• [Exercise requirements] Return the material word for word. Do not include pictures.

• [Recorded data]
────────
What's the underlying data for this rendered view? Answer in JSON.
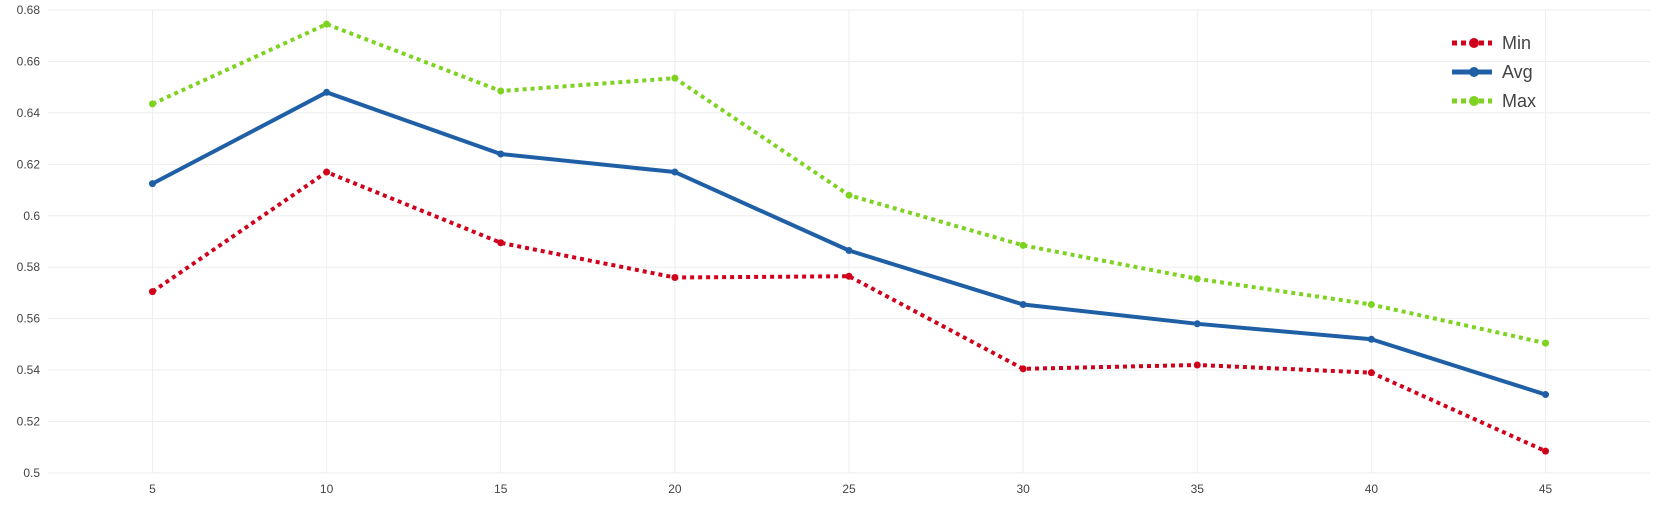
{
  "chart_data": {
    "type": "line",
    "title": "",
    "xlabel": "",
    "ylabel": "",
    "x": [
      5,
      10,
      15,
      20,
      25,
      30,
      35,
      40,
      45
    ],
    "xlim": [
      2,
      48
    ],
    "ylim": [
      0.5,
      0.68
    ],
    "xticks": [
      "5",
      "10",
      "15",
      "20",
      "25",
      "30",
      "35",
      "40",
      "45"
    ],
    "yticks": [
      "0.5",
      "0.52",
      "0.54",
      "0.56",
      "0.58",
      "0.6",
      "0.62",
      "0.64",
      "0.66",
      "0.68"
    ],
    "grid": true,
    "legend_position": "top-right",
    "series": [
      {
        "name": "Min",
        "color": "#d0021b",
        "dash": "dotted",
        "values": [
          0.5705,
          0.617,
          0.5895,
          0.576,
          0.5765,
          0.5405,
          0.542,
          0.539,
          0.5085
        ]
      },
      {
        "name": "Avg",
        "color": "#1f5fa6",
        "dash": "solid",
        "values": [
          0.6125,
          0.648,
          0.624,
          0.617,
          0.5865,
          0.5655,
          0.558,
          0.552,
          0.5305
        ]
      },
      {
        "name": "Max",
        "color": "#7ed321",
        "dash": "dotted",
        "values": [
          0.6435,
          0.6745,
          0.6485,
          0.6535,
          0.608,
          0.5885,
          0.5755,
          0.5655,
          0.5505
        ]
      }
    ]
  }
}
────────
• [Written solution]
What's the underlying data for this rendered view? Answer in JSON.
{
  "chart_data": {
    "type": "line",
    "title": "",
    "xlabel": "",
    "ylabel": "",
    "x": [
      5,
      10,
      15,
      20,
      25,
      30,
      35,
      40,
      45
    ],
    "xlim": [
      2,
      48
    ],
    "ylim": [
      0.5,
      0.68
    ],
    "xticks": [
      "5",
      "10",
      "15",
      "20",
      "25",
      "30",
      "35",
      "40",
      "45"
    ],
    "yticks": [
      "0.5",
      "0.52",
      "0.54",
      "0.56",
      "0.58",
      "0.6",
      "0.62",
      "0.64",
      "0.66",
      "0.68"
    ],
    "grid": true,
    "legend_position": "top-right",
    "series": [
      {
        "name": "Min",
        "color": "#d0021b",
        "dash": "dotted",
        "values": [
          0.5705,
          0.617,
          0.5895,
          0.576,
          0.5765,
          0.5405,
          0.542,
          0.539,
          0.5085
        ]
      },
      {
        "name": "Avg",
        "color": "#1f5fa6",
        "dash": "solid",
        "values": [
          0.6125,
          0.648,
          0.624,
          0.617,
          0.5865,
          0.5655,
          0.558,
          0.552,
          0.5305
        ]
      },
      {
        "name": "Max",
        "color": "#7ed321",
        "dash": "dotted",
        "values": [
          0.6435,
          0.6745,
          0.6485,
          0.6535,
          0.608,
          0.5885,
          0.5755,
          0.5655,
          0.5505
        ]
      }
    ]
  }
}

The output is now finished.